Output the material from its first line through the line containing "login-via-github-button[interactable]: LOGIN VIA", both included, as a numbered list with blank lines left out.

** Start **

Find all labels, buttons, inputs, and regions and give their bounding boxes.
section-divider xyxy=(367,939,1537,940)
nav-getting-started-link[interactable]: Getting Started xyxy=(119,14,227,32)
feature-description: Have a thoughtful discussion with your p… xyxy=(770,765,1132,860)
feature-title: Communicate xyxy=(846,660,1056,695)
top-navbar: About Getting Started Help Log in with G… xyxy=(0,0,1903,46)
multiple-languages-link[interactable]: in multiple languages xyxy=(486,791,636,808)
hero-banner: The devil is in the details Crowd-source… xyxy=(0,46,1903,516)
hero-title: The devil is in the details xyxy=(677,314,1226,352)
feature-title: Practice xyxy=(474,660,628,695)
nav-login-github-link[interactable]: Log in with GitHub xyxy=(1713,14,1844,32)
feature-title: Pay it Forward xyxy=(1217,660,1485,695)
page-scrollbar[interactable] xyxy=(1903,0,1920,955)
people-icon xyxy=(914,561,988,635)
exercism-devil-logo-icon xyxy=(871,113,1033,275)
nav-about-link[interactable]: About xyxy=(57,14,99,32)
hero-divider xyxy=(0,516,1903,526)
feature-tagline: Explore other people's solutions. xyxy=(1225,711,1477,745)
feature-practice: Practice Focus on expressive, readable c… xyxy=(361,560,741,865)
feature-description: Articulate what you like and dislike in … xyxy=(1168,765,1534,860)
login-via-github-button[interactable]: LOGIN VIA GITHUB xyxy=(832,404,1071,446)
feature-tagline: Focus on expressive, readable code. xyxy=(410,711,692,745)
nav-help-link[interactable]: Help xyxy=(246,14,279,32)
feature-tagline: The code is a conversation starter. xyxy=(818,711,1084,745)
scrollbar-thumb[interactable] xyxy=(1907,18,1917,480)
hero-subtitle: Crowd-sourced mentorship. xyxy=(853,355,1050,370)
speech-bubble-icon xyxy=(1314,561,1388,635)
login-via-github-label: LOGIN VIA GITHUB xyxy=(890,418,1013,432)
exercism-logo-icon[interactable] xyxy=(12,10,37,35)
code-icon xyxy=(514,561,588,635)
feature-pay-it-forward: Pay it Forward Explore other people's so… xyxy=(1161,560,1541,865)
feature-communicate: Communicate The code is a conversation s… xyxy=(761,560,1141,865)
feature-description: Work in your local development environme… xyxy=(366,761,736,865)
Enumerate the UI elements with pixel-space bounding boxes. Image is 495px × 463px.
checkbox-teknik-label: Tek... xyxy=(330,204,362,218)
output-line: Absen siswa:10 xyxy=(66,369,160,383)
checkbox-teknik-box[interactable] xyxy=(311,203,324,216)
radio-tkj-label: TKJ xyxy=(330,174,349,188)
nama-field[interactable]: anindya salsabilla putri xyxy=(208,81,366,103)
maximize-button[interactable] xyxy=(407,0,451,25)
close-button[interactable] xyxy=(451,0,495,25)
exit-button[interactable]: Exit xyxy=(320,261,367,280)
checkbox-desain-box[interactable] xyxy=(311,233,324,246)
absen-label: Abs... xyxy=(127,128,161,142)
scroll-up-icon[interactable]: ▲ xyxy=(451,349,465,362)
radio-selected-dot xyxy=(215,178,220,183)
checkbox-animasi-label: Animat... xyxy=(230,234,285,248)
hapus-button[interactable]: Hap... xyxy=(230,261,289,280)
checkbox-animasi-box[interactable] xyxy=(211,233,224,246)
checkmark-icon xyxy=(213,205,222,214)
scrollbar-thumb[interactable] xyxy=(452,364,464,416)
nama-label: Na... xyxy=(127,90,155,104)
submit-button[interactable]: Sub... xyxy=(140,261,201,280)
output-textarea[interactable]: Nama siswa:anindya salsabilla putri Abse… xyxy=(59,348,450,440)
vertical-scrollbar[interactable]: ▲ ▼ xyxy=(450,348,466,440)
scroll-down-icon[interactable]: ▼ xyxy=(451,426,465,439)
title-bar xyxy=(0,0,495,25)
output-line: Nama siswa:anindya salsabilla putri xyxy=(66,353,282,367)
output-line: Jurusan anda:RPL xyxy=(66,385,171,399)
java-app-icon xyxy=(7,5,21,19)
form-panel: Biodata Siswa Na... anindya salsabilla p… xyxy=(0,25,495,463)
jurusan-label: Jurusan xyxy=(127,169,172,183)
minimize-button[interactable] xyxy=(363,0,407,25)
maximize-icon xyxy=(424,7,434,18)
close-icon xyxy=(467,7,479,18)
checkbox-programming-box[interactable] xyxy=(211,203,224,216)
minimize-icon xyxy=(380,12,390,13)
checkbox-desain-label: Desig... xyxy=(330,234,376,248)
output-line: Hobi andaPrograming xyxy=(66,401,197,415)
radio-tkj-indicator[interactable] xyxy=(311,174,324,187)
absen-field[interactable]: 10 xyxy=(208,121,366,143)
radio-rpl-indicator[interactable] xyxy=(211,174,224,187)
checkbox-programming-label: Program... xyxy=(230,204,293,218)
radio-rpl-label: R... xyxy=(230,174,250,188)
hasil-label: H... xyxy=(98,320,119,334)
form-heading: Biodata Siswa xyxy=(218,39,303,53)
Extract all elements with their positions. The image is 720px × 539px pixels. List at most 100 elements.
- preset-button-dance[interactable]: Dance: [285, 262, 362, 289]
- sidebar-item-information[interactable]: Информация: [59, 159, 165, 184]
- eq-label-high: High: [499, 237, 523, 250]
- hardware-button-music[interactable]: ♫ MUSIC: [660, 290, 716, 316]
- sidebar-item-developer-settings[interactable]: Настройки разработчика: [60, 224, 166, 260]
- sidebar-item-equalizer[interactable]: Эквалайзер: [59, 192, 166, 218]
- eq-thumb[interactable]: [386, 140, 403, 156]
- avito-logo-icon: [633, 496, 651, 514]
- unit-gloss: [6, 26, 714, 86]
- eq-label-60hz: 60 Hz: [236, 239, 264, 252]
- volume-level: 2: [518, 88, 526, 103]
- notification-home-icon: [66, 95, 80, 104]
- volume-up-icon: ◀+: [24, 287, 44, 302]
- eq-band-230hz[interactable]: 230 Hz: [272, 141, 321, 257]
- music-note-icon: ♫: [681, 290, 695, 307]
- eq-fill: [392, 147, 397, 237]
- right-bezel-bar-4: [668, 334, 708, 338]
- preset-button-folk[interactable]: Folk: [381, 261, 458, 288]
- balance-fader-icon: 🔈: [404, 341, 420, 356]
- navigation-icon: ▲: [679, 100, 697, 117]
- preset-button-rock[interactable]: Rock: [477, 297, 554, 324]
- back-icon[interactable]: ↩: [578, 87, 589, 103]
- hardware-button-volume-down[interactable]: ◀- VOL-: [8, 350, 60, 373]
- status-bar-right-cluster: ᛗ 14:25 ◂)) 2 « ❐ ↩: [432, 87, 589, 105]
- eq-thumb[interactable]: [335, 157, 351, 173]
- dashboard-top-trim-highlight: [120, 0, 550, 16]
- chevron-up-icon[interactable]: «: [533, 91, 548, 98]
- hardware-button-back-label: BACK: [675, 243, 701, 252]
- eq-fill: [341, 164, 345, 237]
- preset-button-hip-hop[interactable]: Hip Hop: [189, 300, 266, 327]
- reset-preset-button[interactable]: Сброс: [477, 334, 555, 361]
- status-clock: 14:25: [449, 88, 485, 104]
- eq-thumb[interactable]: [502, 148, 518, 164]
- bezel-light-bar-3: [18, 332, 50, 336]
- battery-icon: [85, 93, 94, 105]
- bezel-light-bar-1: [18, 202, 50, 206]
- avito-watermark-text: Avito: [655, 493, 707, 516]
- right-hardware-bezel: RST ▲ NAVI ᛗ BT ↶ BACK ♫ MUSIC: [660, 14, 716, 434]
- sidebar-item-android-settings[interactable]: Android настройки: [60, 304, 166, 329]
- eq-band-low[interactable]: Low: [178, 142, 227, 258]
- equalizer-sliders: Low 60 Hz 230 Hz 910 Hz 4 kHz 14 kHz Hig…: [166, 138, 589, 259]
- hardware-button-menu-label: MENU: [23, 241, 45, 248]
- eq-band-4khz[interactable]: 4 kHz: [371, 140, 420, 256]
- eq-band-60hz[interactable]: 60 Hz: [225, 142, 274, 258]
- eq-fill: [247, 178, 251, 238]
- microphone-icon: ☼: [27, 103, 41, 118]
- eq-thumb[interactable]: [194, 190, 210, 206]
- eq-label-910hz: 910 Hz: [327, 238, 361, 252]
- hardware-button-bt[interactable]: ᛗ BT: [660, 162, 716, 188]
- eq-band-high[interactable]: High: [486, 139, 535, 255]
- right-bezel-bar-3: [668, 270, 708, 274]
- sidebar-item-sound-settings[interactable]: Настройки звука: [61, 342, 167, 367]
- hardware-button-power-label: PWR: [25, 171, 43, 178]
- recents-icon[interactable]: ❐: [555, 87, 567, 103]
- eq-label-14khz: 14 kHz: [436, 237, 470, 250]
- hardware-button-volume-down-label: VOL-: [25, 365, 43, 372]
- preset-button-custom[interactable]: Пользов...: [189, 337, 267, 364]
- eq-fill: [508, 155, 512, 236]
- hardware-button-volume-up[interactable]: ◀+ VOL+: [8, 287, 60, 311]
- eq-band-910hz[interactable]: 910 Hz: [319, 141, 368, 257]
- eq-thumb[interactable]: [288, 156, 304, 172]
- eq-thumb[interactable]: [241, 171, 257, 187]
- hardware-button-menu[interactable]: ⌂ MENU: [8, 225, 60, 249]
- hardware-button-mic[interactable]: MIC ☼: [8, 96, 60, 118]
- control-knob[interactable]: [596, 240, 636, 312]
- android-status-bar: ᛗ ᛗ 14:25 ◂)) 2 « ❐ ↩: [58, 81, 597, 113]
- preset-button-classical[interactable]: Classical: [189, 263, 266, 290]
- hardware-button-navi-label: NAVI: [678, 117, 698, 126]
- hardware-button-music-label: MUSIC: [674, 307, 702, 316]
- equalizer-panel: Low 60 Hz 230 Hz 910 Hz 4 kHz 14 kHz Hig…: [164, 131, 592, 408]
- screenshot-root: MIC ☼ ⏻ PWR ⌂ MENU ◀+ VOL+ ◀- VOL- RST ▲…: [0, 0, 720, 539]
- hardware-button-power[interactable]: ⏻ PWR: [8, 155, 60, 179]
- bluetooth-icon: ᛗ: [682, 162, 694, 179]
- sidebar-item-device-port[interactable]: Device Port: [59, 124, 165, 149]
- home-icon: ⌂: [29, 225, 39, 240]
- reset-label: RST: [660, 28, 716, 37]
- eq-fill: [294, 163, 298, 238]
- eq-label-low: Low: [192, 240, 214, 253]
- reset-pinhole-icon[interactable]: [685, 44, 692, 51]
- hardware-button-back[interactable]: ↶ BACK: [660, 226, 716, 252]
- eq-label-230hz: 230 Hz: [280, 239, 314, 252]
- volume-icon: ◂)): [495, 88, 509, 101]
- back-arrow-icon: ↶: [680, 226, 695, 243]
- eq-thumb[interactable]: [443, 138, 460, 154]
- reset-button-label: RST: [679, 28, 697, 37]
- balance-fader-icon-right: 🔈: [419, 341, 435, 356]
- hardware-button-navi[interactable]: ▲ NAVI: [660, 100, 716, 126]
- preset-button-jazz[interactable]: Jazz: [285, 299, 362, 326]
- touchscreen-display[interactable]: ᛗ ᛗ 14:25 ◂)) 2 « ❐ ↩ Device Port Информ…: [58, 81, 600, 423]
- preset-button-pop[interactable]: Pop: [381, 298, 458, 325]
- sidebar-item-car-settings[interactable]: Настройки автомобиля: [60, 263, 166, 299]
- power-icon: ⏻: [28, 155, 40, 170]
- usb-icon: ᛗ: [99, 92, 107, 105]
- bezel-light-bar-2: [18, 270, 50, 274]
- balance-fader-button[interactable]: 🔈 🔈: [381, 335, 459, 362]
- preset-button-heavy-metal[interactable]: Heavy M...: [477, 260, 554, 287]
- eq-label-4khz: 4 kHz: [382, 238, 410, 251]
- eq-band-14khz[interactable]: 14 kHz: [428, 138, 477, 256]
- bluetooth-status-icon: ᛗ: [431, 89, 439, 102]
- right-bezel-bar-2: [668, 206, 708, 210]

** End **

▶ [FINAL ANSWER]:
1. Find all labels, buttons, inputs, and regions and give their bounding boxes.
2. section-divider xyxy=(367,939,1537,940)
3. nav-getting-started-link[interactable]: Getting Started xyxy=(119,14,227,32)
4. feature-description: Have a thoughtful discussion with your p… xyxy=(770,765,1132,860)
5. feature-title: Communicate xyxy=(846,660,1056,695)
6. top-navbar: About Getting Started Help Log in with G… xyxy=(0,0,1903,46)
7. multiple-languages-link[interactable]: in multiple languages xyxy=(486,791,636,808)
8. hero-banner: The devil is in the details Crowd-source… xyxy=(0,46,1903,516)
9. hero-title: The devil is in the details xyxy=(677,314,1226,352)
10. feature-title: Practice xyxy=(474,660,628,695)
11. nav-login-github-link[interactable]: Log in with GitHub xyxy=(1713,14,1844,32)
12. feature-title: Pay it Forward xyxy=(1217,660,1485,695)
13. page-scrollbar[interactable] xyxy=(1903,0,1920,955)
14. people-icon xyxy=(914,561,988,635)
15. exercism-devil-logo-icon xyxy=(871,113,1033,275)
16. nav-about-link[interactable]: About xyxy=(57,14,99,32)
17. hero-divider xyxy=(0,516,1903,526)
18. feature-tagline: Explore other people's solutions. xyxy=(1225,711,1477,745)
19. feature-practice: Practice Focus on expressive, readable c… xyxy=(361,560,741,865)
20. feature-description: Articulate what you like and dislike in … xyxy=(1168,765,1534,860)
21. login-via-github-button[interactable]: LOGIN VIA GITHUB xyxy=(832,404,1071,446)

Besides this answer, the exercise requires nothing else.